Data records

==================================================

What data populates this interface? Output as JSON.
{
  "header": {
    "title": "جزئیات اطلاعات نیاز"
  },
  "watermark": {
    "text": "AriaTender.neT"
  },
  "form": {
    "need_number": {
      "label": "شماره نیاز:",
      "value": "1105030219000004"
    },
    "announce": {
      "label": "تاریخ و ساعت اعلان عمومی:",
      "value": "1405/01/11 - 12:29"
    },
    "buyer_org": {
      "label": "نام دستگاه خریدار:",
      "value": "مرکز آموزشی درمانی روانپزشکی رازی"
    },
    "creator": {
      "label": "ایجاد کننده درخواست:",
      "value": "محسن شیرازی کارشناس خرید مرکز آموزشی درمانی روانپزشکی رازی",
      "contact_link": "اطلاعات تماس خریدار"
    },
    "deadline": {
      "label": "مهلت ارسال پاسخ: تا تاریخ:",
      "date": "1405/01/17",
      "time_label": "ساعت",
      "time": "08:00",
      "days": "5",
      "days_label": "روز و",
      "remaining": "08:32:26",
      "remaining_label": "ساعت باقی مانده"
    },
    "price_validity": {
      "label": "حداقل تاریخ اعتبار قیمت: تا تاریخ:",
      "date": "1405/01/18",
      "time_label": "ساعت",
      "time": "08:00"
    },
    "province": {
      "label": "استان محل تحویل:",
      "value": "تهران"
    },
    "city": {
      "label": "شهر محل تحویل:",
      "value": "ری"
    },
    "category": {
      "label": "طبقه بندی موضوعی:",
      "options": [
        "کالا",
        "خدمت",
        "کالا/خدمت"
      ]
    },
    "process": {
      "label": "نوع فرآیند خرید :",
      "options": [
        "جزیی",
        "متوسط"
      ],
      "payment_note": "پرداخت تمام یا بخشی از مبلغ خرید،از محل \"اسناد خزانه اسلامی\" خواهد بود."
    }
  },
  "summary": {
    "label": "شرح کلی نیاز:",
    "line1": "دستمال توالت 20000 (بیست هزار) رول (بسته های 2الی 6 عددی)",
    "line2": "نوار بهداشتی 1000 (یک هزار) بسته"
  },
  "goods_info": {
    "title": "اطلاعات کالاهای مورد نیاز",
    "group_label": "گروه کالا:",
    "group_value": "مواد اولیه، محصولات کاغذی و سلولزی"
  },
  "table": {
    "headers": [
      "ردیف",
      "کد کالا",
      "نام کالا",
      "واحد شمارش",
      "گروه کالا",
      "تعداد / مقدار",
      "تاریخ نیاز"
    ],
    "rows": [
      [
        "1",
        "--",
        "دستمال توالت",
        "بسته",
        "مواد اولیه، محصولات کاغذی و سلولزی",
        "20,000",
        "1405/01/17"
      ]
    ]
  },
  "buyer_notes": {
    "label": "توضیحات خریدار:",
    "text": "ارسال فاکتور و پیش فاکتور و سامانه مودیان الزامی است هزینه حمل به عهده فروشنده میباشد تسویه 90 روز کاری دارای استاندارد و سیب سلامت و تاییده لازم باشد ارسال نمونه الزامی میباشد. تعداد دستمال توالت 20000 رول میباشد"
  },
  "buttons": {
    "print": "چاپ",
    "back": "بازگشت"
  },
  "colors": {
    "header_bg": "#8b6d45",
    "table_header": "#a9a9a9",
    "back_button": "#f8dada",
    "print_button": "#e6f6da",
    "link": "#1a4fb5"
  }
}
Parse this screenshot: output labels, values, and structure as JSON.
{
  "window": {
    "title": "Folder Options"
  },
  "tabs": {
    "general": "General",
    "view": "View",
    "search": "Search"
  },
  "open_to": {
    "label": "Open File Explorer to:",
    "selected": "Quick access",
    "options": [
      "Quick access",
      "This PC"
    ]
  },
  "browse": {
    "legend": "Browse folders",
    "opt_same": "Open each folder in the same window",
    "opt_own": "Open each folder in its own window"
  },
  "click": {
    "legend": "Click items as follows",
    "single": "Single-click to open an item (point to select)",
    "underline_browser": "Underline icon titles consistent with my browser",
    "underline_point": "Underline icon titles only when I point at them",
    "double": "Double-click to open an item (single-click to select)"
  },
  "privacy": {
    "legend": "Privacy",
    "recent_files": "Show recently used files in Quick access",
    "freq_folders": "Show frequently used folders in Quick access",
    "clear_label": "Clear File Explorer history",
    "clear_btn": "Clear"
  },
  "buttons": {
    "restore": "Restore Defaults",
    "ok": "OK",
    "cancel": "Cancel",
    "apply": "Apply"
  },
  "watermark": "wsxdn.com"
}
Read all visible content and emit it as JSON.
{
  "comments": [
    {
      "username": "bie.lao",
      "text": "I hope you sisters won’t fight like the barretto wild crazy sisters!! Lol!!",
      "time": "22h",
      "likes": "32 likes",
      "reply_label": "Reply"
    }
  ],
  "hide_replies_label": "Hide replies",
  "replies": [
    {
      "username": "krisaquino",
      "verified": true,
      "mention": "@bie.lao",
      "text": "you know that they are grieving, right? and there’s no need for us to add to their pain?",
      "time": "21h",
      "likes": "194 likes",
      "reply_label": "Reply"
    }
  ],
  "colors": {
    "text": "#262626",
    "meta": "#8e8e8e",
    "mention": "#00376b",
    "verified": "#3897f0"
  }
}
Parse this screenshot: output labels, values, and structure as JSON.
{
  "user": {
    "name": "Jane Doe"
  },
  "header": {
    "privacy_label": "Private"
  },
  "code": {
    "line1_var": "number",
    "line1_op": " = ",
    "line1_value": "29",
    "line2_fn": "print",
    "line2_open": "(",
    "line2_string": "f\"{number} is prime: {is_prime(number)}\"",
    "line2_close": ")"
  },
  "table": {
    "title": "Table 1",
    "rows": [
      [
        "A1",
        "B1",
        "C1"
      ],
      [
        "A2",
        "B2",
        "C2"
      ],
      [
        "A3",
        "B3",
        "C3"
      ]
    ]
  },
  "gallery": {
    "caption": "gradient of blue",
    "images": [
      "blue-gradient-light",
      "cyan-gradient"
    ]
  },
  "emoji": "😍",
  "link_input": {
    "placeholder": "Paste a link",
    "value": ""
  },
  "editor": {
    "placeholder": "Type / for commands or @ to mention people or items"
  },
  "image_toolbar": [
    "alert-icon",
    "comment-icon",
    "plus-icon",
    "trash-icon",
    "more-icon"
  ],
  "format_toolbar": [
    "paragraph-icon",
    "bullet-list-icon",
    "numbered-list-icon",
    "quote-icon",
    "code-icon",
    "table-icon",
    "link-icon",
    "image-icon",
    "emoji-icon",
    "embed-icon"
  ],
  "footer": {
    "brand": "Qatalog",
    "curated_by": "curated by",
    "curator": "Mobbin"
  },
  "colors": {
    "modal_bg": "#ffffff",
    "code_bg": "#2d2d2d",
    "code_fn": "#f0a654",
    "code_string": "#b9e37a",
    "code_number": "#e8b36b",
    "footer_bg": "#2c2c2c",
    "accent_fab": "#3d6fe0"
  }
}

==================================================

Copy out every entry again, exactly as it was given.

What data populates this interface? Output as JSON.
{
  "header": {
    "title": "جزئیات اطلاعات نیاز"
  },
  "watermark": {
    "text": "AriaTender.neT"
  },
  "form": {
    "need_number": {
      "label": "شماره نیاز:",
      "value": "1105030219000004"
    },
    "announce": {
      "label": "تاریخ و ساعت اعلان عمومی:",
      "value": "1405/01/11 - 12:29"
    },
    "buyer_org": {
      "label": "نام دستگاه خریدار:",
      "value": "مرکز آموزشی درمانی روانپزشکی رازی"
    },
    "creator": {
      "label": "ایجاد کننده درخواست:",
      "value": "محسن شیرازی کارشناس خرید مرکز آموزشی درمانی روانپزشکی رازی",
      "contact_link": "اطلاعات تماس خریدار"
    },
    "deadline": {
      "label": "مهلت ارسال پاسخ: تا تاریخ:",
      "date": "1405/01/17",
      "time_label": "ساعت",
      "time": "08:00",
      "days": "5",
      "days_label": "روز و",
      "remaining": "08:32:26",
      "remaining_label": "ساعت باقی مانده"
    },
    "price_validity": {
      "label": "حداقل تاریخ اعتبار قیمت: تا تاریخ:",
      "date": "1405/01/18",
      "time_label": "ساعت",
      "time": "08:00"
    },
    "province": {
      "label": "استان محل تحویل:",
      "value": "تهران"
    },
    "city": {
      "label": "شهر محل تحویل:",
      "value": "ری"
    },
    "category": {
      "label": "طبقه بندی موضوعی:",
      "options": [
        "کالا",
        "خدمت",
        "کالا/خدمت"
      ]
    },
    "process": {
      "label": "نوع فرآیند خرید :",
      "options": [
        "جزیی",
        "متوسط"
      ],
      "payment_note": "پرداخت تمام یا بخشی از مبلغ خرید،از محل \"اسناد خزانه اسلامی\" خواهد بود."
    }
  },
  "summary": {
    "label": "شرح کلی نیاز:",
    "line1": "دستمال توالت 20000 (بیست هزار) رول (بسته های 2الی 6 عددی)",
    "line2": "نوار بهداشتی 1000 (یک هزار) بسته"
  },
  "goods_info": {
    "title": "اطلاعات کالاهای مورد نیاز",
    "group_label": "گروه کالا:",
    "group_value": "مواد اولیه، محصولات کاغذی و سلولزی"
  },
  "table": {
    "headers": [
      "ردیف",
      "کد کالا",
      "نام کالا",
      "واحد شمارش",
      "گروه کالا",
      "تعداد / مقدار",
      "تاریخ نیاز"
    ],
    "rows": [
      [
        "1",
        "--",
        "دستمال توالت",
        "بسته",
        "مواد اولیه، محصولات کاغذی و سلولزی",
        "20,000",
        "1405/01/17"
      ]
    ]
  },
  "buyer_notes": {
    "label": "توضیحات خریدار:",
    "text": "ارسال فاکتور و پیش فاکتور و سامانه مودیان الزامی است هزینه حمل به عهده فروشنده میباشد تسویه 90 روز کاری دارای استاندارد و سیب سلامت و تاییده لازم باشد ارسال نمونه الزامی میباشد. تعداد دستمال توالت 20000 رول میباشد"
  },
  "buttons": {
    "print": "چاپ",
    "back": "بازگشت"
  },
  "colors": {
    "header_bg": "#8b6d45",
    "table_header": "#a9a9a9",
    "back_button": "#f8dada",
    "print_button": "#e6f6da",
    "link": "#1a4fb5"
  }
}
Parse this screenshot: output labels, values, and structure as JSON.
{
  "window": {
    "title": "Folder Options"
  },
  "tabs": {
    "general": "General",
    "view": "View",
    "search": "Search"
  },
  "open_to": {
    "label": "Open File Explorer to:",
    "selected": "Quick access",
    "options": [
      "Quick access",
      "This PC"
    ]
  },
  "browse": {
    "legend": "Browse folders",
    "opt_same": "Open each folder in the same window",
    "opt_own": "Open each folder in its own window"
  },
  "click": {
    "legend": "Click items as follows",
    "single": "Single-click to open an item (point to select)",
    "underline_browser": "Underline icon titles consistent with my browser",
    "underline_point": "Underline icon titles only when I point at them",
    "double": "Double-click to open an item (single-click to select)"
  },
  "privacy": {
    "legend": "Privacy",
    "recent_files": "Show recently used files in Quick access",
    "freq_folders": "Show frequently used folders in Quick access",
    "clear_label": "Clear File Explorer history",
    "clear_btn": "Clear"
  },
  "buttons": {
    "restore": "Restore Defaults",
    "ok": "OK",
    "cancel": "Cancel",
    "apply": "Apply"
  },
  "watermark": "wsxdn.com"
}
Read all visible content and emit it as JSON.
{
  "comments": [
    {
      "username": "bie.lao",
      "text": "I hope you sisters won’t fight like the barretto wild crazy sisters!! Lol!!",
      "time": "22h",
      "likes": "32 likes",
      "reply_label": "Reply"
    }
  ],
  "hide_replies_label": "Hide replies",
  "replies": [
    {
      "username": "krisaquino",
      "verified": true,
      "mention": "@bie.lao",
      "text": "you know that they are grieving, right? and there’s no need for us to add to their pain?",
      "time": "21h",
      "likes": "194 likes",
      "reply_label": "Reply"
    }
  ],
  "colors": {
    "text": "#262626",
    "meta": "#8e8e8e",
    "mention": "#00376b",
    "verified": "#3897f0"
  }
}
Parse this screenshot: output labels, values, and structure as JSON.
{
  "user": {
    "name": "Jane Doe"
  },
  "header": {
    "privacy_label": "Private"
  },
  "code": {
    "line1_var": "number",
    "line1_op": " = ",
    "line1_value": "29",
    "line2_fn": "print",
    "line2_open": "(",
    "line2_string": "f\"{number} is prime: {is_prime(number)}\"",
    "line2_close": ")"
  },
  "table": {
    "title": "Table 1",
    "rows": [
      [
        "A1",
        "B1",
        "C1"
      ],
      [
        "A2",
        "B2",
        "C2"
      ],
      [
        "A3",
        "B3",
        "C3"
      ]
    ]
  },
  "gallery": {
    "caption": "gradient of blue",
    "images": [
      "blue-gradient-light",
      "cyan-gradient"
    ]
  },
  "emoji": "😍",
  "link_input": {
    "placeholder": "Paste a link",
    "value": ""
  },
  "editor": {
    "placeholder": "Type / for commands or @ to mention people or items"
  },
  "image_toolbar": [
    "alert-icon",
    "comment-icon",
    "plus-icon",
    "trash-icon",
    "more-icon"
  ],
  "format_toolbar": [
    "paragraph-icon",
    "bullet-list-icon",
    "numbered-list-icon",
    "quote-icon",
    "code-icon",
    "table-icon",
    "link-icon",
    "image-icon",
    "emoji-icon",
    "embed-icon"
  ],
  "footer": {
    "brand": "Qatalog",
    "curated_by": "curated by",
    "curator": "Mobbin"
  },
  "colors": {
    "modal_bg": "#ffffff",
    "code_bg": "#2d2d2d",
    "code_fn": "#f0a654",
    "code_string": "#b9e37a",
    "code_number": "#e8b36b",
    "footer_bg": "#2c2c2c",
    "accent_fab": "#3d6fe0"
  }
}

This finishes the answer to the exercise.